(前回から読む)
今回は、創業メンタリティを持って、創業後に急速に成長した日本の有名企業のその後について、図表などを交えながら考察してみます。誰もがその名を知るような偉大な創業者によって設立された日本企業がこれまで世界に躍進していきましたが、そうした有名企業も創業メンタリティを維持し高い成長を持続するのは簡単ではないことが分かります。
「どうした日本企業?」
筆者がコンサルティングの仕事を始めて、ちょうど今年で満30年になります。書籍『創業メンタリティ』を書いたクリス・ズックや、ジェームズ・アレンとは旧知の仲です。そして、彼らに言われるのが「どうした日本企業?」ということです。
1980年代半ばに米国のビジネススクールを卒業した彼らにとって、日本企業は賞賛と尊敬の対象でした。多くのグローバル企業が日本企業を研究し、その経営手法を学ぼうとしたのです。その一部は、例えば現場へのこだわりなどであり、この連載が紹介しようとしている「創業目線」や「創業メンタリティ」と重なります。
過去の日本企業の活動を思い起こされた方も多いのではないでしょうか。当時はトヨタ自動車、本田技研工業、ソニー、パナソニック、シャープなど、まさに偉大な創業者によって設立された日本企業が、創業メンタリティの輝きを保って世界に躍進していた時期でした。ところが、それから30年近くたった今、当時の勢いと輝きは薄れてしまったのです。
「いったい何が起こったんだ? 世界が一生懸命学んだ優れた経営手法を、どうして日本企業は失ってしまったんだ?」

提示データ:
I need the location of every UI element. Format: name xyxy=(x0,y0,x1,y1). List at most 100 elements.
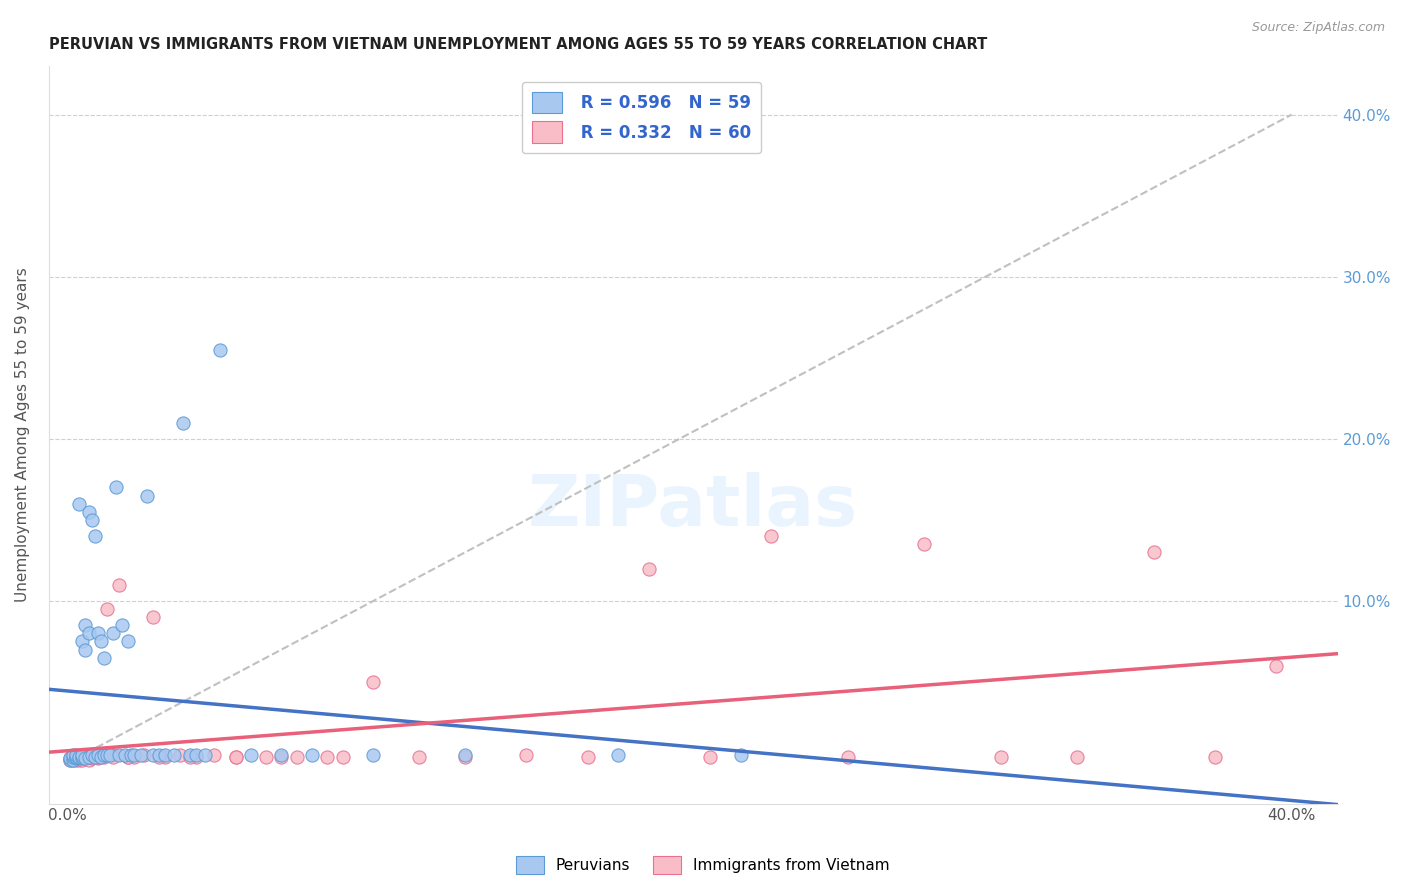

設問内容:
A – 日本企業の創業メンタリティに関する文章を、二文で要約してください。
B – 日本企業の創業メンタリティに関する文章を、最後の一文の続きから書き進めてください。

回答一覧:
A – 筆者の旧知であるクリス・ズックやジェームズ・アレンは、1980年代半ばには賞賛と尊敬の対象だった日本企業に対して「どうした日本企業?」と問いかけます。当時はトヨタ自動車やソニーなど偉大な創業者が設立した企業が創業メンタリティの輝きを保って世界に躍進していましたが、30年近くたった今、その勢いと輝きは薄れてしまいました。

B –
ジェームズ・アレンに投げかけられた言葉に私は返す言葉がありませんでした。私は、勢いと輝きの喪失の大きな理由は、日本企業が「創業目線(メンタリティ)」を失ってしまったからだと考えています。先に挙げたような偉大な創業者によって作られた会社も、成長し規模が拡大し、組織が複雑になるにつれ、創業目線が薄れていったのです。
代わりに巨大な管理機構や仕組みが発達、この仕組みを回して社内調整に汲々とするうちに意思決定・行動は遅れ、そして創業の理念は壁掛けのオブジェとなり、顧客の声すら聞こえなくなってしまいました。
一方、世界には新たな創業リーダーに率いられた新興企業群が登場し、容赦なく戦いを挑んできます。結果はまさに鴻海によるシャープの買収の際に目にした通りです。日本の第二次大戦前後に勃興し、戦後の荒廃の中にあっても夢と理想を高く、遠く掲げ、まさに「創業目線」を持って急速に成長した第一世代創業企業の、1980年代以降の株主総利回りの推移を見てみましょう(■図1)。
30年の月日を経て、過去の輝きは薄れてしまいました。この図は日本企業の代名詞だった企業の創業目線が失われていく有様でもあります。さらに言えば、日本経済低落の姿とも重なって見えます。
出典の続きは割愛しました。